EXERCISE GOAL = Transcribe every entry word for word. Skip the pictures.

TASK MATERIAL =
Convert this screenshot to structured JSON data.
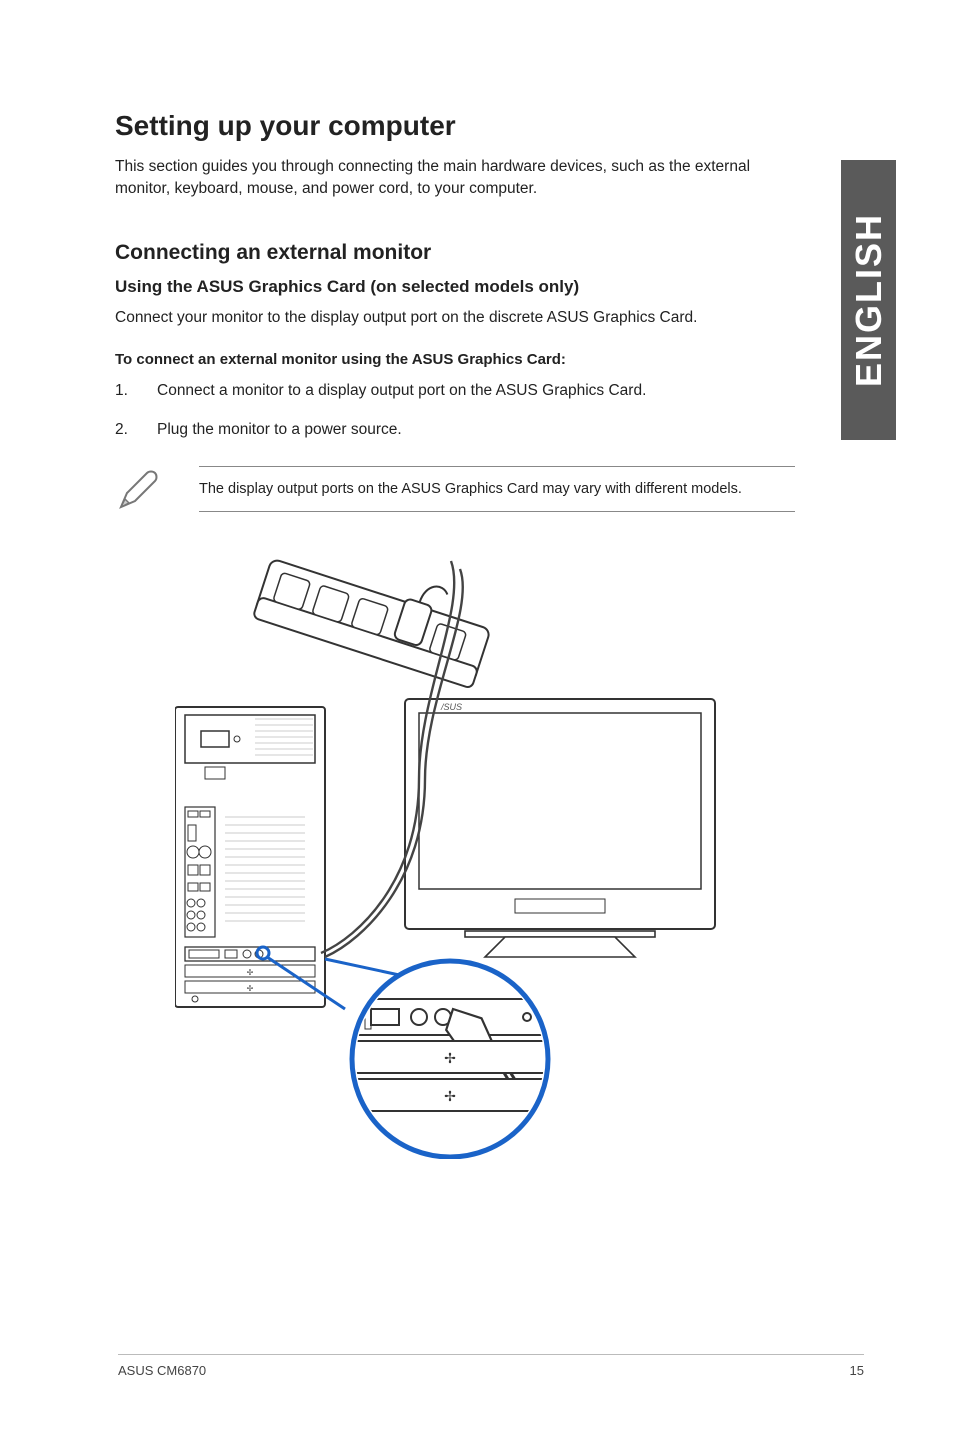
{
  "sideTab": "ENGLISH",
  "title": "Setting up your computer",
  "intro": "This section guides you through connecting the main hardware devices, such as the external monitor, keyboard, mouse, and power cord, to your computer.",
  "h2": "Connecting an external monitor",
  "h3": "Using the ASUS Graphics Card (on selected models only)",
  "bodyAfterH3": "Connect your monitor to the display output port on the discrete ASUS Graphics Card.",
  "stepsHeading": "To connect an external monitor using the ASUS Graphics Card:",
  "steps": [
    {
      "num": "1.",
      "text": "Connect a monitor to a display output port on the ASUS Graphics Card."
    },
    {
      "num": "2.",
      "text": "Plug the monitor to a power source."
    }
  ],
  "noteText": "The display output ports on the ASUS Graphics Card may vary with different models.",
  "footerLeft": "ASUS CM6870",
  "footerRight": "15"
}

EXPECTED OUTPUT =
Convert this screenshot to structured JSON data.
{
  "sideTab": "ENGLISH",
  "title": "Setting up your computer",
  "intro": "This section guides you through connecting the main hardware devices, such as the external monitor, keyboard, mouse, and power cord, to your computer.",
  "h2": "Connecting an external monitor",
  "h3": "Using the ASUS Graphics Card (on selected models only)",
  "bodyAfterH3": "Connect your monitor to the display output port on the discrete ASUS Graphics Card.",
  "stepsHeading": "To connect an external monitor using the ASUS Graphics Card:",
  "steps": [
    {
      "num": "1.",
      "text": "Connect a monitor to a display output port on the ASUS Graphics Card."
    },
    {
      "num": "2.",
      "text": "Plug the monitor to a power source."
    }
  ],
  "noteText": "The display output ports on the ASUS Graphics Card may vary with different models.",
  "footerLeft": "ASUS CM6870",
  "footerRight": "15"
}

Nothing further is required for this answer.